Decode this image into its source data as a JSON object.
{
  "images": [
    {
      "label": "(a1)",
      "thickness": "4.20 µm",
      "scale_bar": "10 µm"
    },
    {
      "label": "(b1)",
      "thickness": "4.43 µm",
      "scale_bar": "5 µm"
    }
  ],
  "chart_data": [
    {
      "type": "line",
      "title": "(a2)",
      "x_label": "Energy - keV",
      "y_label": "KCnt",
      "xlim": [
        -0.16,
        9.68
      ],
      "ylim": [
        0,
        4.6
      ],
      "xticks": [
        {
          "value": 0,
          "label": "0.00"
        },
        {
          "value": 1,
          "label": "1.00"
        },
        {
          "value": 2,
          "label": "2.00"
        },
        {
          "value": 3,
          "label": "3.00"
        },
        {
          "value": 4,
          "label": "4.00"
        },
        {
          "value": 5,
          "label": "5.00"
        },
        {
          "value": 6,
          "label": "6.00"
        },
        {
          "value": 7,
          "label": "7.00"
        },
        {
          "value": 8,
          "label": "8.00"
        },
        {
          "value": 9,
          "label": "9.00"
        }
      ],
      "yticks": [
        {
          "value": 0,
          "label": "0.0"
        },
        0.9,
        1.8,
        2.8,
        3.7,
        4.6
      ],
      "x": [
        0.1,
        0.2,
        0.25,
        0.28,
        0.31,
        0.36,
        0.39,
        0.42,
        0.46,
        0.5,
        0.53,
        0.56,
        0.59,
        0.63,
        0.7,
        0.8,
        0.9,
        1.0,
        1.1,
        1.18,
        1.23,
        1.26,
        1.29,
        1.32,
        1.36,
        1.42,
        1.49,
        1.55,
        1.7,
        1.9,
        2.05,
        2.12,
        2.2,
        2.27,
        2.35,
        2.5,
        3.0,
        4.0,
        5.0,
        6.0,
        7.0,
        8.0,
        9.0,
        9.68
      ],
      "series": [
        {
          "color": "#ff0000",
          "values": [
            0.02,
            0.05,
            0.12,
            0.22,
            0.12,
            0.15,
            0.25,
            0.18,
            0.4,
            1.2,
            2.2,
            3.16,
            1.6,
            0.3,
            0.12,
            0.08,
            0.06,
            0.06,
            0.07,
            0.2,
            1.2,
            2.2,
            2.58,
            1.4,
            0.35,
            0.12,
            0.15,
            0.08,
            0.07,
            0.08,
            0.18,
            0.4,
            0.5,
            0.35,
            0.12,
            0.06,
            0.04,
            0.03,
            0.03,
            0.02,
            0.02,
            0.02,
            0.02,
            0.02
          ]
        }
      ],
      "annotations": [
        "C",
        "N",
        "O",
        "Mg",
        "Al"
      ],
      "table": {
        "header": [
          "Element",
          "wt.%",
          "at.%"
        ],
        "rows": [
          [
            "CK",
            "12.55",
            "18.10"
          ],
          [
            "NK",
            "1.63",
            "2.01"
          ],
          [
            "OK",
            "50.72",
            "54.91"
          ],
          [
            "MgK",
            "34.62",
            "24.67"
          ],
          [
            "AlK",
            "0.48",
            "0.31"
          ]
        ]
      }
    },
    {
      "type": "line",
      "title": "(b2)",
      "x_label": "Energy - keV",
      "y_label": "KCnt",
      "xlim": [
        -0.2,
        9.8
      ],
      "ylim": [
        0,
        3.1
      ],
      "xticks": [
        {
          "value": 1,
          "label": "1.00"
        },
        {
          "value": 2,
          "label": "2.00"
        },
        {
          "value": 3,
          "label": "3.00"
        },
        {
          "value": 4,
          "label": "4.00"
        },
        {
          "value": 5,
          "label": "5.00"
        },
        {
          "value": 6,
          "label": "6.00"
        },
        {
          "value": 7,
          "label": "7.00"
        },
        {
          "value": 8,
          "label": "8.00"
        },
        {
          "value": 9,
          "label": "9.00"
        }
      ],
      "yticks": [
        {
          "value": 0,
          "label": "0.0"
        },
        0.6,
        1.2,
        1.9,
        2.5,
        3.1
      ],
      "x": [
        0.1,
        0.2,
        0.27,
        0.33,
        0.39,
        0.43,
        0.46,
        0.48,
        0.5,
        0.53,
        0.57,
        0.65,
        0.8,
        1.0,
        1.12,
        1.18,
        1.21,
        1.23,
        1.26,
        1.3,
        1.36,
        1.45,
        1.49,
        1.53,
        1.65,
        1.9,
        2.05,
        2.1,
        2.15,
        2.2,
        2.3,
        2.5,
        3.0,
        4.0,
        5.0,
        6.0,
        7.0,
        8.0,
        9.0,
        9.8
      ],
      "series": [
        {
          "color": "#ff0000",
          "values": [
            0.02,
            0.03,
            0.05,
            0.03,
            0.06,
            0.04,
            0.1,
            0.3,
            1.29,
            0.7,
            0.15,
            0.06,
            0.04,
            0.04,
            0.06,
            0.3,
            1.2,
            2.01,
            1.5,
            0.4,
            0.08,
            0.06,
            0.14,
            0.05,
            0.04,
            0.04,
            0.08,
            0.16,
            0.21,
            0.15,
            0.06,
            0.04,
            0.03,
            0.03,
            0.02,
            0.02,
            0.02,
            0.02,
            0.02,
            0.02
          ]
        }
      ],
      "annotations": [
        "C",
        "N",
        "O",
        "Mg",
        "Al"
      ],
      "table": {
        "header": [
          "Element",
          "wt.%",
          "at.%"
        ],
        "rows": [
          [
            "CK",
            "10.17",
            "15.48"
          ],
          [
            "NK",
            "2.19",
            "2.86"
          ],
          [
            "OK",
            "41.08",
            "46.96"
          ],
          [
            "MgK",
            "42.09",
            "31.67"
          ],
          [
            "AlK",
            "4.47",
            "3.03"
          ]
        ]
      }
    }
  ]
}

● ● ● ● ●

## Description of the task
The data above must be returned in full, exactly as written.

## The response
Decode this image into its source data as a JSON object.
{
  "images": [
    {
      "label": "(a1)",
      "thickness": "4.20 µm",
      "scale_bar": "10 µm"
    },
    {
      "label": "(b1)",
      "thickness": "4.43 µm",
      "scale_bar": "5 µm"
    }
  ],
  "chart_data": [
    {
      "type": "line",
      "title": "(a2)",
      "x_label": "Energy - keV",
      "y_label": "KCnt",
      "xlim": [
        -0.16,
        9.68
      ],
      "ylim": [
        0,
        4.6
      ],
      "xticks": [
        {
          "value": 0,
          "label": "0.00"
        },
        {
          "value": 1,
          "label": "1.00"
        },
        {
          "value": 2,
          "label": "2.00"
        },
        {
          "value": 3,
          "label": "3.00"
        },
        {
          "value": 4,
          "label": "4.00"
        },
        {
          "value": 5,
          "label": "5.00"
        },
        {
          "value": 6,
          "label": "6.00"
        },
        {
          "value": 7,
          "label": "7.00"
        },
        {
          "value": 8,
          "label": "8.00"
        },
        {
          "value": 9,
          "label": "9.00"
        }
      ],
      "yticks": [
        {
          "value": 0,
          "label": "0.0"
        },
        0.9,
        1.8,
        2.8,
        3.7,
        4.6
      ],
      "x": [
        0.1,
        0.2,
        0.25,
        0.28,
        0.31,
        0.36,
        0.39,
        0.42,
        0.46,
        0.5,
        0.53,
        0.56,
        0.59,
        0.63,
        0.7,
        0.8,
        0.9,
        1.0,
        1.1,
        1.18,
        1.23,
        1.26,
        1.29,
        1.32,
        1.36,
        1.42,
        1.49,
        1.55,
        1.7,
        1.9,
        2.05,
        2.12,
        2.2,
        2.27,
        2.35,
        2.5,
        3.0,
        4.0,
        5.0,
        6.0,
        7.0,
        8.0,
        9.0,
        9.68
      ],
      "series": [
        {
          "color": "#ff0000",
          "values": [
            0.02,
            0.05,
            0.12,
            0.22,
            0.12,
            0.15,
            0.25,
            0.18,
            0.4,
            1.2,
            2.2,
            3.16,
            1.6,
            0.3,
            0.12,
            0.08,
            0.06,
            0.06,
            0.07,
            0.2,
            1.2,
            2.2,
            2.58,
            1.4,
            0.35,
            0.12,
            0.15,
            0.08,
            0.07,
            0.08,
            0.18,
            0.4,
            0.5,
            0.35,
            0.12,
            0.06,
            0.04,
            0.03,
            0.03,
            0.02,
            0.02,
            0.02,
            0.02,
            0.02
          ]
        }
      ],
      "annotations": [
        "C",
        "N",
        "O",
        "Mg",
        "Al"
      ],
      "table": {
        "header": [
          "Element",
          "wt.%",
          "at.%"
        ],
        "rows": [
          [
            "CK",
            "12.55",
            "18.10"
          ],
          [
            "NK",
            "1.63",
            "2.01"
          ],
          [
            "OK",
            "50.72",
            "54.91"
          ],
          [
            "MgK",
            "34.62",
            "24.67"
          ],
          [
            "AlK",
            "0.48",
            "0.31"
          ]
        ]
      }
    },
    {
      "type": "line",
      "title": "(b2)",
      "x_label": "Energy - keV",
      "y_label": "KCnt",
      "xlim": [
        -0.2,
        9.8
      ],
      "ylim": [
        0,
        3.1
      ],
      "xticks": [
        {
          "value": 1,
          "label": "1.00"
        },
        {
          "value": 2,
          "label": "2.00"
        },
        {
          "value": 3,
          "label": "3.00"
        },
        {
          "value": 4,
          "label": "4.00"
        },
        {
          "value": 5,
          "label": "5.00"
        },
        {
          "value": 6,
          "label": "6.00"
        },
        {
          "value": 7,
          "label": "7.00"
        },
        {
          "value": 8,
          "label": "8.00"
        },
        {
          "value": 9,
          "label": "9.00"
        }
      ],
      "yticks": [
        {
          "value": 0,
          "label": "0.0"
        },
        0.6,
        1.2,
        1.9,
        2.5,
        3.1
      ],
      "x": [
        0.1,
        0.2,
        0.27,
        0.33,
        0.39,
        0.43,
        0.46,
        0.48,
        0.5,
        0.53,
        0.57,
        0.65,
        0.8,
        1.0,
        1.12,
        1.18,
        1.21,
        1.23,
        1.26,
        1.3,
        1.36,
        1.45,
        1.49,
        1.53,
        1.65,
        1.9,
        2.05,
        2.1,
        2.15,
        2.2,
        2.3,
        2.5,
        3.0,
        4.0,
        5.0,
        6.0,
        7.0,
        8.0,
        9.0,
        9.8
      ],
      "series": [
        {
          "color": "#ff0000",
          "values": [
            0.02,
            0.03,
            0.05,
            0.03,
            0.06,
            0.04,
            0.1,
            0.3,
            1.29,
            0.7,
            0.15,
            0.06,
            0.04,
            0.04,
            0.06,
            0.3,
            1.2,
            2.01,
            1.5,
            0.4,
            0.08,
            0.06,
            0.14,
            0.05,
            0.04,
            0.04,
            0.08,
            0.16,
            0.21,
            0.15,
            0.06,
            0.04,
            0.03,
            0.03,
            0.02,
            0.02,
            0.02,
            0.02,
            0.02,
            0.02
          ]
        }
      ],
      "annotations": [
        "C",
        "N",
        "O",
        "Mg",
        "Al"
      ],
      "table": {
        "header": [
          "Element",
          "wt.%",
          "at.%"
        ],
        "rows": [
          [
            "CK",
            "10.17",
            "15.48"
          ],
          [
            "NK",
            "2.19",
            "2.86"
          ],
          [
            "OK",
            "41.08",
            "46.96"
          ],
          [
            "MgK",
            "42.09",
            "31.67"
          ],
          [
            "AlK",
            "4.47",
            "3.03"
          ]
        ]
      }
    }
  ]
}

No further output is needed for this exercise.